── 页面摘录

5α-双氢睾酮对前列腺癌LNCaP细胞钙离子移动和细胞生长的影响

摘要

目的:探讨5α-双氢睾酮(DHT)对前列腺癌LNCaP细胞钙离子移动的影响及其机制。方法:应用Fura-2/AM Ca2+荧光探针法结合MiraCal荧光成像系统动态检测DHT刺激以及Ca2+通道阻滞剂干预后LNCaP细胞内钙离子浓度([Ca2+]i)的变化。应用MTT法观察细胞活力,流式细胞仪观察早期细胞凋亡率。结果:DHT浓度为1、10、100和1000nmol/L时,能快速诱导[Ca2+]i升高,在20s～3min升至峰值。细胞外液无Ca2+时,1000nmol/L DHT未能诱导[Ca2+]i升高。细胞膜L-型电压门控Ca2+通道阻滞剂维拉帕米(50μmol/L)、地尔硫(100μmol/L)或硝苯地平(5mmol/L)37℃孵育细胞5min后,能完全抑制1000nmol/L DHT诱导的[Ca2+]i升高。磷脂酶C抑制剂新霉素(1mmol/L)37℃孵育细胞5min或兰尼定受体阻滞剂普鲁卡因(50mmol/L)37℃孵育细胞3min后,对1000nmol/L DHT诱导的[Ca2+]i升高没有影响。1000nmol/LDHT作用细胞48h后,与1000nmol/L DHT作用前用维拉帕米预孵细胞相比,细胞光密度(D)值[(0.67±0.10)vs(2.13±0.16))和早期细胞凋亡率[(14.31±2.29)%vs(1.07±0.19)%]差异有统计学意义(P<0.01)。结论:DHT可快速地、剂量依赖性地诱导LNCaP细胞[Ca2+]i升高;DHT诱导的LNCaP细胞[Ca2+]i的升高是通过细胞外Ca2+经细胞膜L-型电压门控Ca2+通道流入细胞内实现的,细胞内贮钙库未释放Ca2+。DHT诱导的LNCaP细胞[Ca2+]i升高促进细胞凋亡、抑制细胞生长。

────
── 数据摘录

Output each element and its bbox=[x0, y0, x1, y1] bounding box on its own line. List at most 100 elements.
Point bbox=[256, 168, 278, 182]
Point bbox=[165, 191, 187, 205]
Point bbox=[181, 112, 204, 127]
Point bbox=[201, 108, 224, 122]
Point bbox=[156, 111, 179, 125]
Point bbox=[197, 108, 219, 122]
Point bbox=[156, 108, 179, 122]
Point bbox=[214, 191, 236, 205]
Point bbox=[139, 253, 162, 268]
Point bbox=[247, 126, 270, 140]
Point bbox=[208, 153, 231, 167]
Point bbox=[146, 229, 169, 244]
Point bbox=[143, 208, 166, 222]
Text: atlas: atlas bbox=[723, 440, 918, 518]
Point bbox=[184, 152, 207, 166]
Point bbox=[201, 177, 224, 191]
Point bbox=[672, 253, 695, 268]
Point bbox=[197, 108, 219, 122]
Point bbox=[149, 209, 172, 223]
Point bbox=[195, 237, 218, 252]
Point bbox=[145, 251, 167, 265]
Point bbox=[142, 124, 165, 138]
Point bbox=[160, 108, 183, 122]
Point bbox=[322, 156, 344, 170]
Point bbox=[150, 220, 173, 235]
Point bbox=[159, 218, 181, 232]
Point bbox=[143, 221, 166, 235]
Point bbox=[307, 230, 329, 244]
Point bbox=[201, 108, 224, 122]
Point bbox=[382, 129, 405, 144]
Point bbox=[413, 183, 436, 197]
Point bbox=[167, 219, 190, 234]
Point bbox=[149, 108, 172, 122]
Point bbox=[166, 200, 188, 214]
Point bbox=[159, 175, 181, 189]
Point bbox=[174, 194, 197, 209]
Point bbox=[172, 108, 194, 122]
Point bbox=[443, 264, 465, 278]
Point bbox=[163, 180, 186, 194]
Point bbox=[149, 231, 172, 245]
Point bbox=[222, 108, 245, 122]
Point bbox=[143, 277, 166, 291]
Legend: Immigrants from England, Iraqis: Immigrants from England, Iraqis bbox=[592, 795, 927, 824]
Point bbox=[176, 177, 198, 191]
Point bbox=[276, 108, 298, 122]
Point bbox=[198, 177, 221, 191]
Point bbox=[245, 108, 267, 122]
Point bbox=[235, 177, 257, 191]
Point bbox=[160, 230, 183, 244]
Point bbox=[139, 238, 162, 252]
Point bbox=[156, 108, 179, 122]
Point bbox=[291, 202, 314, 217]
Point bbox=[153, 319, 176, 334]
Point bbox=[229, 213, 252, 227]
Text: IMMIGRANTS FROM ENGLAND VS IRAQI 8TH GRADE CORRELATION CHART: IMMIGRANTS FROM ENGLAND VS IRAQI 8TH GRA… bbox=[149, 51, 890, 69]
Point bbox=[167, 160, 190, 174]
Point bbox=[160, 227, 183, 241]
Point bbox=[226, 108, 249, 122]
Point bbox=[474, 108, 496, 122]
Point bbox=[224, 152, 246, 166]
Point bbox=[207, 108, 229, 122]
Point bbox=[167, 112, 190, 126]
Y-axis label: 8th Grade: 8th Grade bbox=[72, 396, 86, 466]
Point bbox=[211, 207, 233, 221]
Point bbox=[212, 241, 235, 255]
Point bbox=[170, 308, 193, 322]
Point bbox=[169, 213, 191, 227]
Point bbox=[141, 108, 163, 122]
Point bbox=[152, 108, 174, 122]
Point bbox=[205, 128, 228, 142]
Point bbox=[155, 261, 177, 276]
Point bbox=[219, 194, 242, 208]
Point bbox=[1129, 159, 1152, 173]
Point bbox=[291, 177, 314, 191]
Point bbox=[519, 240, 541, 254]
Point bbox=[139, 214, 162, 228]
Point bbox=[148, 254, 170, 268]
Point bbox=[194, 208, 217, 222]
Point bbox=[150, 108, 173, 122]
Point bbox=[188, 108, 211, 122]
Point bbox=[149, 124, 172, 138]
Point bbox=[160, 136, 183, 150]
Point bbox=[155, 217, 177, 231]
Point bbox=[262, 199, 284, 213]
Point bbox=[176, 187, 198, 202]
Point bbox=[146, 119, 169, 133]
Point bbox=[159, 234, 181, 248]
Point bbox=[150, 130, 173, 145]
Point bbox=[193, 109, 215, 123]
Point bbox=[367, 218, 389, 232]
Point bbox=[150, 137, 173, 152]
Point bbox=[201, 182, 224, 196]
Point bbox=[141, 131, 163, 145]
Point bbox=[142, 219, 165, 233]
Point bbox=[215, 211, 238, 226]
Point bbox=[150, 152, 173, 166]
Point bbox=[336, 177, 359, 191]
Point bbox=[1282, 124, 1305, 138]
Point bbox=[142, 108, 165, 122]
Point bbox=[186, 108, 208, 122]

────

• _练习目的_:
根据上面关于双氢睾酮与LNCaP细胞的摘要,回答:
(a) 检测细胞内钙离子浓度时用了哪种Ca2+荧光探针?
(b) 细胞外液无Ca2+时,1000nmol/L DHT能否诱导[Ca2+]i升高?
(c) 新霉素是哪类酶的抑制剂?使用浓度是多少?

• _任务回答_:
(a) Fura-2/AM。
(b) 不能,1000nmol/L DHT未能诱导[Ca2+]i升高。
(c) 磷脂酶C抑制剂,浓度为1mmol/L。